◆ Records ◆
------------------------
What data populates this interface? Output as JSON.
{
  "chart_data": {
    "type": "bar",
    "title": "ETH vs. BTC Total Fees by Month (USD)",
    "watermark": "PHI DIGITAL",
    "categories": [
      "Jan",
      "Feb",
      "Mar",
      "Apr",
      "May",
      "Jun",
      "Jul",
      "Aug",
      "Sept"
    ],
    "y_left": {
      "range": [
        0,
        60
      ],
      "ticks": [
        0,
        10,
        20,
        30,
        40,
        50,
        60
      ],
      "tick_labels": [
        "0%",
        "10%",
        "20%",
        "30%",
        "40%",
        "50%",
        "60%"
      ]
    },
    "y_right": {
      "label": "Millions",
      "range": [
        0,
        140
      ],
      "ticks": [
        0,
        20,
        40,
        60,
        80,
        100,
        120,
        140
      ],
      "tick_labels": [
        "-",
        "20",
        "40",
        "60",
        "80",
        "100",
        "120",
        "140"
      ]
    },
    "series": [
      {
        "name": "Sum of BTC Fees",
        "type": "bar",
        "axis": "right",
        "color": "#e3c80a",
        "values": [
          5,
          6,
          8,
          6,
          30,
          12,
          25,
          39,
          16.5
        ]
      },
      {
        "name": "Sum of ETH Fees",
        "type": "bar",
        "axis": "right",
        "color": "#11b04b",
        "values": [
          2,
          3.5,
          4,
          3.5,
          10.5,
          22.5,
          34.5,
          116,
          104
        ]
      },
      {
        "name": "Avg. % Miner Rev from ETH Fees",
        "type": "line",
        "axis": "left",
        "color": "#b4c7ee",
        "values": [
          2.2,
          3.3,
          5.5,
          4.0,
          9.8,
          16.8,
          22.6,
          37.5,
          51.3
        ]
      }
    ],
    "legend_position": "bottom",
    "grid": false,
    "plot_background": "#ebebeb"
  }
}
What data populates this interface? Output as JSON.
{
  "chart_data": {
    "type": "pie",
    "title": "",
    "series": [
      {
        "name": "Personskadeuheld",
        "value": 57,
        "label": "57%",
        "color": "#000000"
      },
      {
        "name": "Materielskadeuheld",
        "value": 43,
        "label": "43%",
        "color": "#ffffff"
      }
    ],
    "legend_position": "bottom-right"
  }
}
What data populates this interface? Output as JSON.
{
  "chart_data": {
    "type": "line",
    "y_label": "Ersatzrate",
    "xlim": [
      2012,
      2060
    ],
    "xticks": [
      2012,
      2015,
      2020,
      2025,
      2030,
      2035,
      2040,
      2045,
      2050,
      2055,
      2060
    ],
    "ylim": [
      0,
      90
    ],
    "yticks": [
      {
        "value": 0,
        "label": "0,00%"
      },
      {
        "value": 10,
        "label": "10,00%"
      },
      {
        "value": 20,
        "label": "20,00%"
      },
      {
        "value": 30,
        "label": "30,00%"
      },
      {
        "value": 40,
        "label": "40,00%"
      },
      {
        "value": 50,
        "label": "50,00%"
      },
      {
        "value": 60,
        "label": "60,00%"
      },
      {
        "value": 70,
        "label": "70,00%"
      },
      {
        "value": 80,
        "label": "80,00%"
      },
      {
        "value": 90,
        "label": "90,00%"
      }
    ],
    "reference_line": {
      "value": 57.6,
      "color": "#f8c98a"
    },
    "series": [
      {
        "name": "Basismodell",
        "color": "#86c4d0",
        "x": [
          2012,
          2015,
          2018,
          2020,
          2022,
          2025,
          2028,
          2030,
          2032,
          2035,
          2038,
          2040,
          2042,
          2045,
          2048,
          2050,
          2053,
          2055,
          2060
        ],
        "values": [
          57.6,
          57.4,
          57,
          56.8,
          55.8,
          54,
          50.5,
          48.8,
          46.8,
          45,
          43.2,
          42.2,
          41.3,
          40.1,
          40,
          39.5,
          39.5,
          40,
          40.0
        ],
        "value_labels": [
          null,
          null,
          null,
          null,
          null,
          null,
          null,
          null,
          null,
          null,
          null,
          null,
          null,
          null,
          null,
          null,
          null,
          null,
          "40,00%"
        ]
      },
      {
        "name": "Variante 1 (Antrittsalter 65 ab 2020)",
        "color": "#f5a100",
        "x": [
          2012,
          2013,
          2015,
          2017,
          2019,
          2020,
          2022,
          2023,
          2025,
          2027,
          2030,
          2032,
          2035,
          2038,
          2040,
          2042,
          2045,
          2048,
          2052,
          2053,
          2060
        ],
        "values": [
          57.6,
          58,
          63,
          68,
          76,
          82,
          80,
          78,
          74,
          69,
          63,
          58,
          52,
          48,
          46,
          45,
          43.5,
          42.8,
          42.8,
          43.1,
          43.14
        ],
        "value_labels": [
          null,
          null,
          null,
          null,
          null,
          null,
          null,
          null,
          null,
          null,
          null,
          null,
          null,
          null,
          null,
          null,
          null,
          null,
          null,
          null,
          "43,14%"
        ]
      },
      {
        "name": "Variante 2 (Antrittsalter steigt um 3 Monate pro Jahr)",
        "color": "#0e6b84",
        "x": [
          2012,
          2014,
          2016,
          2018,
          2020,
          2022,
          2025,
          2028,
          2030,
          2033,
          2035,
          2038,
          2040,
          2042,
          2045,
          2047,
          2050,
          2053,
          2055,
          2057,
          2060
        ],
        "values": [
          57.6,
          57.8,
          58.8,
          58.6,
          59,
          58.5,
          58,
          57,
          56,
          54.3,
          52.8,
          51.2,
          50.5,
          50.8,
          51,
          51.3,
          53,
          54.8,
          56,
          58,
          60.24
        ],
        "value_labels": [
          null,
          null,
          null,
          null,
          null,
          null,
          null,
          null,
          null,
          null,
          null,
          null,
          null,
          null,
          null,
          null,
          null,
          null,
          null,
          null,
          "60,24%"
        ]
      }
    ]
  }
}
------------------------
◆ Task prompt ◆
Word for word, extract all the records.

◆ Task result ◆
What data populates this interface? Output as JSON.
{
  "chart_data": {
    "type": "bar",
    "title": "ETH vs. BTC Total Fees by Month (USD)",
    "watermark": "PHI DIGITAL",
    "categories": [
      "Jan",
      "Feb",
      "Mar",
      "Apr",
      "May",
      "Jun",
      "Jul",
      "Aug",
      "Sept"
    ],
    "y_left": {
      "range": [
        0,
        60
      ],
      "ticks": [
        0,
        10,
        20,
        30,
        40,
        50,
        60
      ],
      "tick_labels": [
        "0%",
        "10%",
        "20%",
        "30%",
        "40%",
        "50%",
        "60%"
      ]
    },
    "y_right": {
      "label": "Millions",
      "range": [
        0,
        140
      ],
      "ticks": [
        0,
        20,
        40,
        60,
        80,
        100,
        120,
        140
      ],
      "tick_labels": [
        "-",
        "20",
        "40",
        "60",
        "80",
        "100",
        "120",
        "140"
      ]
    },
    "series": [
      {
        "name": "Sum of BTC Fees",
        "type": "bar",
        "axis": "right",
        "color": "#e3c80a",
        "values": [
          5,
          6,
          8,
          6,
          30,
          12,
          25,
          39,
          16.5
        ]
      },
      {
        "name": "Sum of ETH Fees",
        "type": "bar",
        "axis": "right",
        "color": "#11b04b",
        "values": [
          2,
          3.5,
          4,
          3.5,
          10.5,
          22.5,
          34.5,
          116,
          104
        ]
      },
      {
        "name": "Avg. % Miner Rev from ETH Fees",
        "type": "line",
        "axis": "left",
        "color": "#b4c7ee",
        "values": [
          2.2,
          3.3,
          5.5,
          4.0,
          9.8,
          16.8,
          22.6,
          37.5,
          51.3
        ]
      }
    ],
    "legend_position": "bottom",
    "grid": false,
    "plot_background": "#ebebeb"
  }
}
What data populates this interface? Output as JSON.
{
  "chart_data": {
    "type": "pie",
    "title": "",
    "series": [
      {
        "name": "Personskadeuheld",
        "value": 57,
        "label": "57%",
        "color": "#000000"
      },
      {
        "name": "Materielskadeuheld",
        "value": 43,
        "label": "43%",
        "color": "#ffffff"
      }
    ],
    "legend_position": "bottom-right"
  }
}
What data populates this interface? Output as JSON.
{
  "chart_data": {
    "type": "line",
    "y_label": "Ersatzrate",
    "xlim": [
      2012,
      2060
    ],
    "xticks": [
      2012,
      2015,
      2020,
      2025,
      2030,
      2035,
      2040,
      2045,
      2050,
      2055,
      2060
    ],
    "ylim": [
      0,
      90
    ],
    "yticks": [
      {
        "value": 0,
        "label": "0,00%"
      },
      {
        "value": 10,
        "label": "10,00%"
      },
      {
        "value": 20,
        "label": "20,00%"
      },
      {
        "value": 30,
        "label": "30,00%"
      },
      {
        "value": 40,
        "label": "40,00%"
      },
      {
        "value": 50,
        "label": "50,00%"
      },
      {
        "value": 60,
        "label": "60,00%"
      },
      {
        "value": 70,
        "label": "70,00%"
      },
      {
        "value": 80,
        "label": "80,00%"
      },
      {
        "value": 90,
        "label": "90,00%"
      }
    ],
    "reference_line": {
      "value": 57.6,
      "color": "#f8c98a"
    },
    "series": [
      {
        "name": "Basismodell",
        "color": "#86c4d0",
        "x": [
          2012,
          2015,
          2018,
          2020,
          2022,
          2025,
          2028,
          2030,
          2032,
          2035,
          2038,
          2040,
          2042,
          2045,
          2048,
          2050,
          2053,
          2055,
          2060
        ],
        "values": [
          57.6,
          57.4,
          57,
          56.8,
          55.8,
          54,
          50.5,
          48.8,
          46.8,
          45,
          43.2,
          42.2,
          41.3,
          40.1,
          40,
          39.5,
          39.5,
          40,
          40.0
        ],
        "value_labels": [
          null,
          null,
          null,
          null,
          null,
          null,
          null,
          null,
          null,
          null,
          null,
          null,
          null,
          null,
          null,
          null,
          null,
          null,
          "40,00%"
        ]
      },
      {
        "name": "Variante 1 (Antrittsalter 65 ab 2020)",
        "color": "#f5a100",
        "x": [
          2012,
          2013,
          2015,
          2017,
          2019,
          2020,
          2022,
          2023,
          2025,
          2027,
          2030,
          2032,
          2035,
          2038,
          2040,
          2042,
          2045,
          2048,
          2052,
          2053,
          2060
        ],
        "values": [
          57.6,
          58,
          63,
          68,
          76,
          82,
          80,
          78,
          74,
          69,
          63,
          58,
          52,
          48,
          46,
          45,
          43.5,
          42.8,
          42.8,
          43.1,
          43.14
        ],
        "value_labels": [
          null,
          null,
          null,
          null,
          null,
          null,
          null,
          null,
          null,
          null,
          null,
          null,
          null,
          null,
          null,
          null,
          null,
          null,
          null,
          null,
          "43,14%"
        ]
      },
      {
        "name": "Variante 2 (Antrittsalter steigt um 3 Monate pro Jahr)",
        "color": "#0e6b84",
        "x": [
          2012,
          2014,
          2016,
          2018,
          2020,
          2022,
          2025,
          2028,
          2030,
          2033,
          2035,
          2038,
          2040,
          2042,
          2045,
          2047,
          2050,
          2053,
          2055,
          2057,
          2060
        ],
        "values": [
          57.6,
          57.8,
          58.8,
          58.6,
          59,
          58.5,
          58,
          57,
          56,
          54.3,
          52.8,
          51.2,
          50.5,
          50.8,
          51,
          51.3,
          53,
          54.8,
          56,
          58,
          60.24
        ],
        "value_labels": [
          null,
          null,
          null,
          null,
          null,
          null,
          null,
          null,
          null,
          null,
          null,
          null,
          null,
          null,
          null,
          null,
          null,
          null,
          null,
          null,
          "60,24%"
        ]
      }
    ]
  }
}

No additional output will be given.